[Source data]
○ ○ ○ ○ ○ ○ ○

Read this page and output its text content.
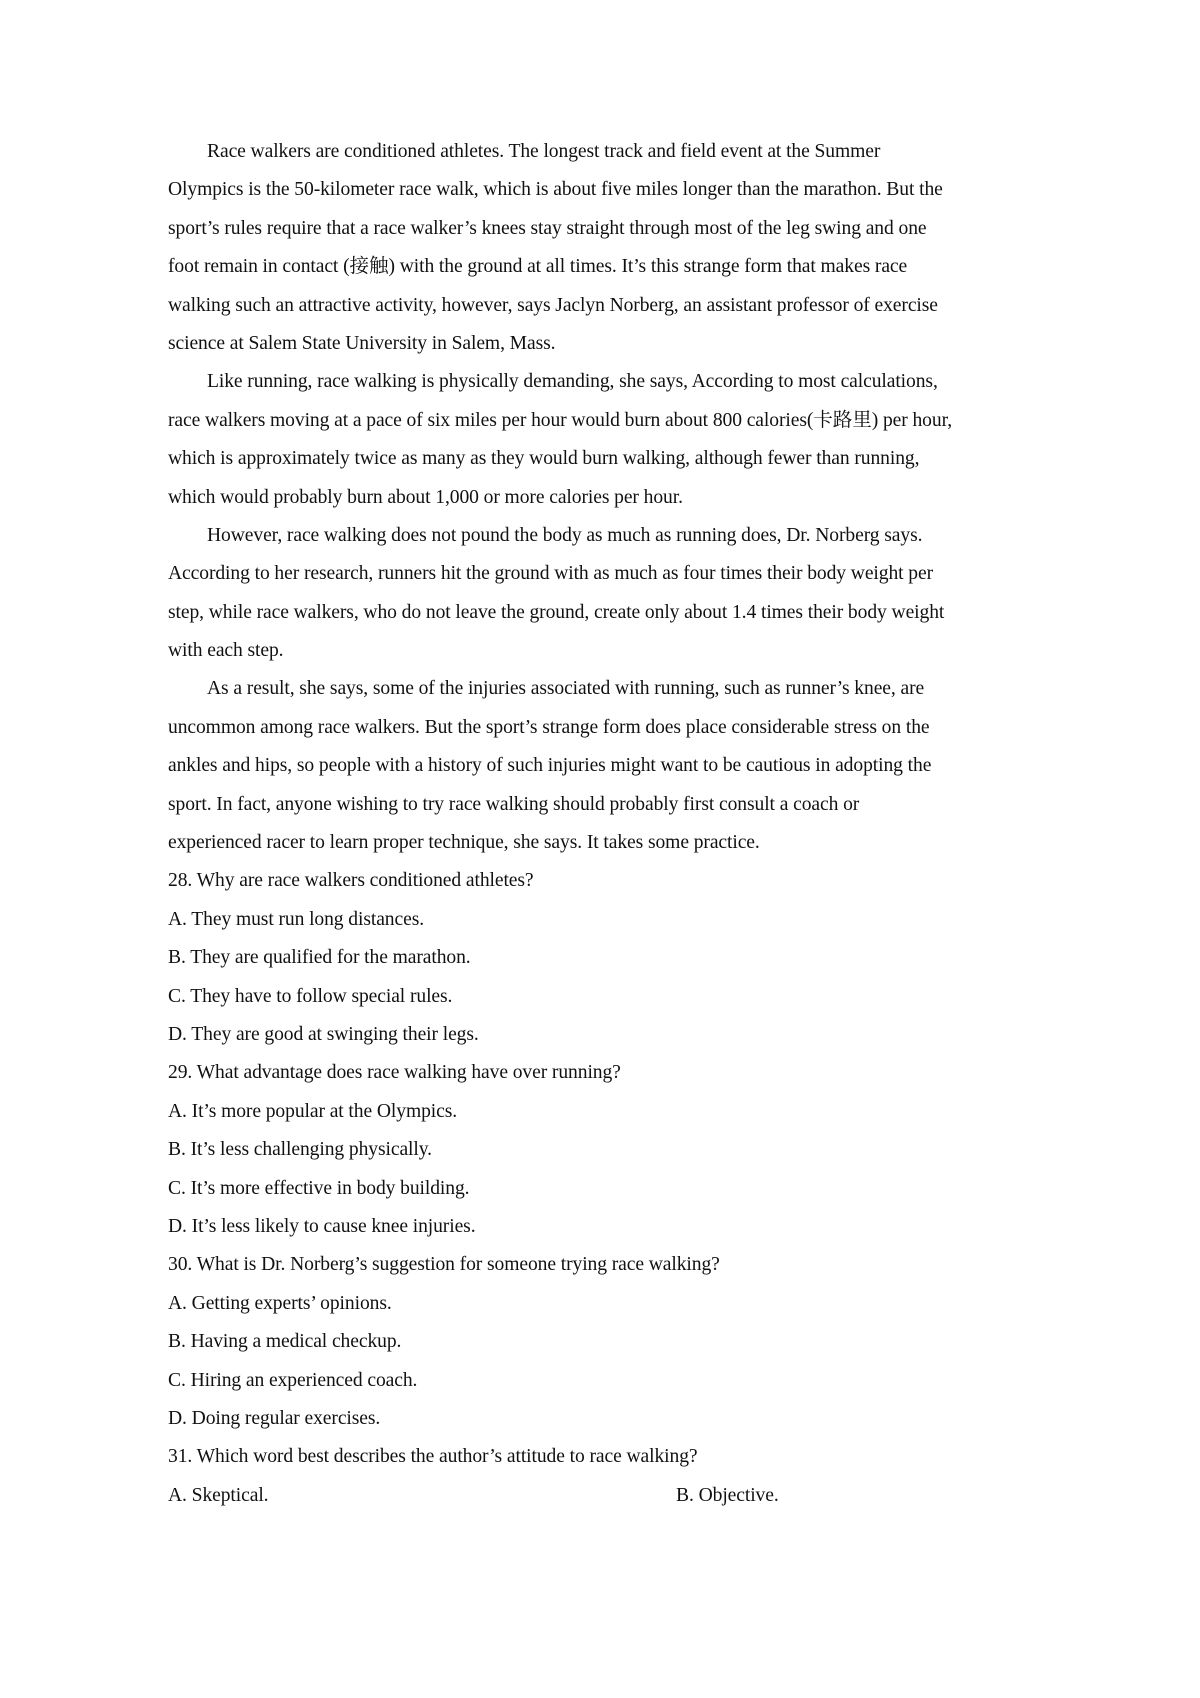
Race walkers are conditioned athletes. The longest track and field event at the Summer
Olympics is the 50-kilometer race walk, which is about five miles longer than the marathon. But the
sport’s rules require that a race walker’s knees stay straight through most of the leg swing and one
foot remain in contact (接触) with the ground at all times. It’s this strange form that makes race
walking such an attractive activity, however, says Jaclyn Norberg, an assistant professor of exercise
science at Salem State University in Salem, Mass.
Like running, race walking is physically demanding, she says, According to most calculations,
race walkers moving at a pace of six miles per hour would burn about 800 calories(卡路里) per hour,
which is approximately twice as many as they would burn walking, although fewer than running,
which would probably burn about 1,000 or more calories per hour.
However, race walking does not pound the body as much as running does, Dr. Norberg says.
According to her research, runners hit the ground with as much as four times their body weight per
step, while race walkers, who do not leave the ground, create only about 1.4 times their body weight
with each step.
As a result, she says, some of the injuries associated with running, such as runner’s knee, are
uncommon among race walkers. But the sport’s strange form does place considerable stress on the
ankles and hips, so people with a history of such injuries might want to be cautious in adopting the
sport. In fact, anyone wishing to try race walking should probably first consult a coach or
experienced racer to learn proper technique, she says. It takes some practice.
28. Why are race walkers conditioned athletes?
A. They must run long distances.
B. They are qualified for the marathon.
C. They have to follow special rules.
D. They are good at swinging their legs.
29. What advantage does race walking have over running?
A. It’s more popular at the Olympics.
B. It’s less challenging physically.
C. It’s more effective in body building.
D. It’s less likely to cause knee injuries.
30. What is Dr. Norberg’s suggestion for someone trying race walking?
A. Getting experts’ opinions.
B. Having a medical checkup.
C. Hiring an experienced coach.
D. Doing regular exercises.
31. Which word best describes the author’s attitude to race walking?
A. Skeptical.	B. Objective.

○ ○ ○ ○ ○ ○ ○

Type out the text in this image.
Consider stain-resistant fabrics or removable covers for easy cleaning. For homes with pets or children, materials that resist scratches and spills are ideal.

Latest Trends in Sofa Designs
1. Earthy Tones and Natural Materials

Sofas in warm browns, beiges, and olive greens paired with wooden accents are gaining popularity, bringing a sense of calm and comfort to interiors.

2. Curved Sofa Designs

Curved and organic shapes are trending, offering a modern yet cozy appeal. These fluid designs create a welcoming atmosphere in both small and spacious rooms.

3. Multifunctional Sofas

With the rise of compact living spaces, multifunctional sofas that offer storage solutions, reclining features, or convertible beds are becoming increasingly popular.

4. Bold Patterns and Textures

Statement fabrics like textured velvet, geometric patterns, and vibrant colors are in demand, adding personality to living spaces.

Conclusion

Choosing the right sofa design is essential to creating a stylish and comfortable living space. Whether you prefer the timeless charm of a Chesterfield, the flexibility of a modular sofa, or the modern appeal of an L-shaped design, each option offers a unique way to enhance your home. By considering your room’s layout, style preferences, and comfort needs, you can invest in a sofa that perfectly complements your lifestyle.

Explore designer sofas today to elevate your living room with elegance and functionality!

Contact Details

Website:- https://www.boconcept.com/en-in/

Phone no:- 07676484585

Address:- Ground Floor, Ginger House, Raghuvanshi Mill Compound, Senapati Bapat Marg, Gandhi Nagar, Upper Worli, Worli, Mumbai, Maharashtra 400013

○ ○ ○ ○ ○ ○ ○

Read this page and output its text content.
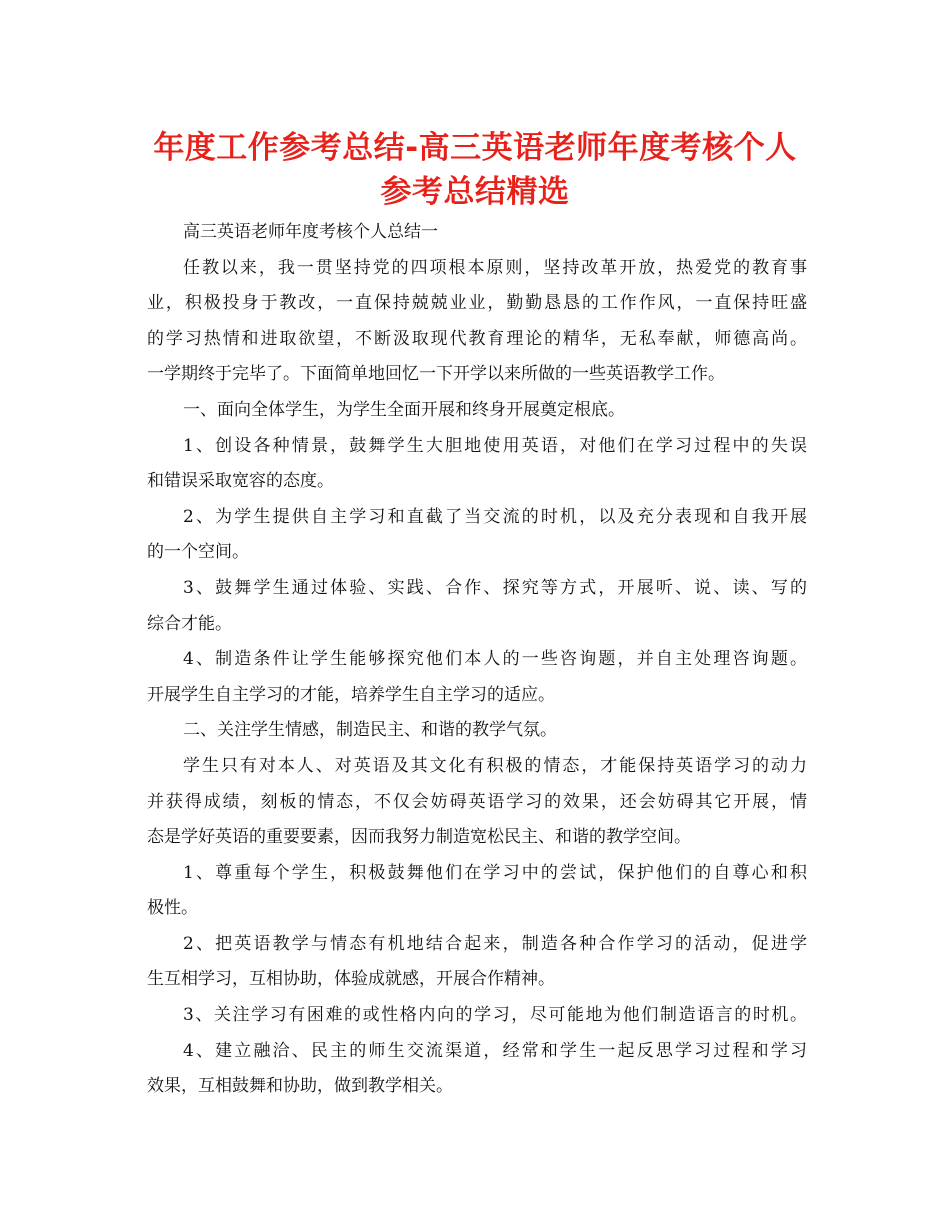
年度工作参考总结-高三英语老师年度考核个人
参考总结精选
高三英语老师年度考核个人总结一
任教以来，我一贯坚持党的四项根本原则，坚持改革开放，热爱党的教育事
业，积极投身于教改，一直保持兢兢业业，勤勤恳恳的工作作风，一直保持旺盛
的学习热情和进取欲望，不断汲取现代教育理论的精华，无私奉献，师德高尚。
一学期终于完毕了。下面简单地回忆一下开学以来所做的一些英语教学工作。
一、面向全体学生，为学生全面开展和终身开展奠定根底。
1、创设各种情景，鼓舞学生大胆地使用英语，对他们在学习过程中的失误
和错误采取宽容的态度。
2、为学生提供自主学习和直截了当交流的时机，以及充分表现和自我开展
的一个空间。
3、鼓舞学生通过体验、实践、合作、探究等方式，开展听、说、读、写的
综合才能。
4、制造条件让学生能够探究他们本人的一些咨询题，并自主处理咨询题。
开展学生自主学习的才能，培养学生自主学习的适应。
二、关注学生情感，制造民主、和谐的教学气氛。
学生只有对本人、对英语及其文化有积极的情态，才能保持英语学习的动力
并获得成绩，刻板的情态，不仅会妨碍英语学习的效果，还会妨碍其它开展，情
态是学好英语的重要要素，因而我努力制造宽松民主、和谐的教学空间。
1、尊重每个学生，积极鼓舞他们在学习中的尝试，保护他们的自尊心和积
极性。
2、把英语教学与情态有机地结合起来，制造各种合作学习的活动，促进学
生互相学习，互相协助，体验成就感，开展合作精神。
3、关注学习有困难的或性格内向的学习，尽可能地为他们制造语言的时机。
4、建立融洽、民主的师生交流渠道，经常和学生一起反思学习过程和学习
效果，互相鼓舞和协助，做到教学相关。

○ ○ ○ ○ ○ ○ ○

**Requirements**
Pull out all lines containing the word "create" from the entries above.

**Task result**
step, while race walkers, who do not leave the ground, create only about 1.4 times their body weight
Curved and organic shapes are trending, offering a modern yet cozy appeal. These fluid designs create a welcoming atmosphere in both small and spacious rooms.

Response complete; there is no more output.